→ TASK:
Every record that follows should be printed verbatim.

→ RECORDS SUPPLIED:
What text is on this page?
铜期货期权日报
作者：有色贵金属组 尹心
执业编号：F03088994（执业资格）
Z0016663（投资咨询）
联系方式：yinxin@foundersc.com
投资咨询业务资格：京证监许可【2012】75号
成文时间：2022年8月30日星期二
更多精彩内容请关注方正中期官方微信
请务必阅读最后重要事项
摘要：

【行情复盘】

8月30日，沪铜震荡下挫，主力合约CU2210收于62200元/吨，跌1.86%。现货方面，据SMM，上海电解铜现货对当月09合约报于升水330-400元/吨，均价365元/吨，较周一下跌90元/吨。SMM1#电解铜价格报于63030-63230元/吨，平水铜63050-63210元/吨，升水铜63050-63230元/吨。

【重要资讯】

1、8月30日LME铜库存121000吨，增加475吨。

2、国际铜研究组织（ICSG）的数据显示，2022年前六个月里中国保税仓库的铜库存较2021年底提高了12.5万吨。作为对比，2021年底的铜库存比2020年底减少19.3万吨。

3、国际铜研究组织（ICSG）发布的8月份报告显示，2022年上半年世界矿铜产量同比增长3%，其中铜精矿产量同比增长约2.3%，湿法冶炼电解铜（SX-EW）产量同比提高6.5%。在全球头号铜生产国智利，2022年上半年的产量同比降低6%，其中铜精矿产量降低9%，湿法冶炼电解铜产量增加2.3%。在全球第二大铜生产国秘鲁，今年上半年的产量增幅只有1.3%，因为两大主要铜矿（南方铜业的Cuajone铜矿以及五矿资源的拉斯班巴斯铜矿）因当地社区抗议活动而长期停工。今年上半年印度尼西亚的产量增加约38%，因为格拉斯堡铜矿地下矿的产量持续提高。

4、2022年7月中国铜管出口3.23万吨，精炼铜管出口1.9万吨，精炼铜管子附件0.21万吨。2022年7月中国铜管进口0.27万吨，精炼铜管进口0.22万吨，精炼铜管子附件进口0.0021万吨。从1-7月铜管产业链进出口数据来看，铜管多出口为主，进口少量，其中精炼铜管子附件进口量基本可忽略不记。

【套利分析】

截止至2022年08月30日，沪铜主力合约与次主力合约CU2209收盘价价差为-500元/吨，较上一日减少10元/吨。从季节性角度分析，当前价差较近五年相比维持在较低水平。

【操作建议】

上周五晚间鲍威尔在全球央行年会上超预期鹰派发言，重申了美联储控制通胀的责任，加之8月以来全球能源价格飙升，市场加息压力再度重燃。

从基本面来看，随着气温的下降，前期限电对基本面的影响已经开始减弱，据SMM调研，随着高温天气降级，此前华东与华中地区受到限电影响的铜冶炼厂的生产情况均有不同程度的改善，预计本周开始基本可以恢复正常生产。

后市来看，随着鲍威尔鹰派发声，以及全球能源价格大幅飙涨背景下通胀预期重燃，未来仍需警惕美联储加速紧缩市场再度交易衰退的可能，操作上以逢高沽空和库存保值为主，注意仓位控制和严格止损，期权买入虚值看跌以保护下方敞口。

→ TASK OUTPUT:
What text is on this page?
铜期货期权日报
作者：有色贵金属组 尹心
执业编号：F03088994（执业资格）
Z0016663（投资咨询）
联系方式：yinxin@foundersc.com
投资咨询业务资格：京证监许可【2012】75号
成文时间：2022年8月30日星期二
更多精彩内容请关注方正中期官方微信
请务必阅读最后重要事项
摘要：

【行情复盘】

8月30日，沪铜震荡下挫，主力合约CU2210收于62200元/吨，跌1.86%。现货方面，据SMM，上海电解铜现货对当月09合约报于升水330-400元/吨，均价365元/吨，较周一下跌90元/吨。SMM1#电解铜价格报于63030-63230元/吨，平水铜63050-63210元/吨，升水铜63050-63230元/吨。

【重要资讯】

1、8月30日LME铜库存121000吨，增加475吨。

2、国际铜研究组织（ICSG）的数据显示，2022年前六个月里中国保税仓库的铜库存较2021年底提高了12.5万吨。作为对比，2021年底的铜库存比2020年底减少19.3万吨。

3、国际铜研究组织（ICSG）发布的8月份报告显示，2022年上半年世界矿铜产量同比增长3%，其中铜精矿产量同比增长约2.3%，湿法冶炼电解铜（SX-EW）产量同比提高6.5%。在全球头号铜生产国智利，2022年上半年的产量同比降低6%，其中铜精矿产量降低9%，湿法冶炼电解铜产量增加2.3%。在全球第二大铜生产国秘鲁，今年上半年的产量增幅只有1.3%，因为两大主要铜矿（南方铜业的Cuajone铜矿以及五矿资源的拉斯班巴斯铜矿）因当地社区抗议活动而长期停工。今年上半年印度尼西亚的产量增加约38%，因为格拉斯堡铜矿地下矿的产量持续提高。

4、2022年7月中国铜管出口3.23万吨，精炼铜管出口1.9万吨，精炼铜管子附件0.21万吨。2022年7月中国铜管进口0.27万吨，精炼铜管进口0.22万吨，精炼铜管子附件进口0.0021万吨。从1-7月铜管产业链进出口数据来看，铜管多出口为主，进口少量，其中精炼铜管子附件进口量基本可忽略不记。

【套利分析】

截止至2022年08月30日，沪铜主力合约与次主力合约CU2209收盘价价差为-500元/吨，较上一日减少10元/吨。从季节性角度分析，当前价差较近五年相比维持在较低水平。

【操作建议】

上周五晚间鲍威尔在全球央行年会上超预期鹰派发言，重申了美联储控制通胀的责任，加之8月以来全球能源价格飙升，市场加息压力再度重燃。

从基本面来看，随着气温的下降，前期限电对基本面的影响已经开始减弱，据SMM调研，随着高温天气降级，此前华东与华中地区受到限电影响的铜冶炼厂的生产情况均有不同程度的改善，预计本周开始基本可以恢复正常生产。

后市来看，随着鲍威尔鹰派发声，以及全球能源价格大幅飙涨背景下通胀预期重燃，未来仍需警惕美联储加速紧缩市场再度交易衰退的可能，操作上以逢高沽空和库存保值为主，注意仓位控制和严格止损，期权买入虚值看跌以保护下方敞口。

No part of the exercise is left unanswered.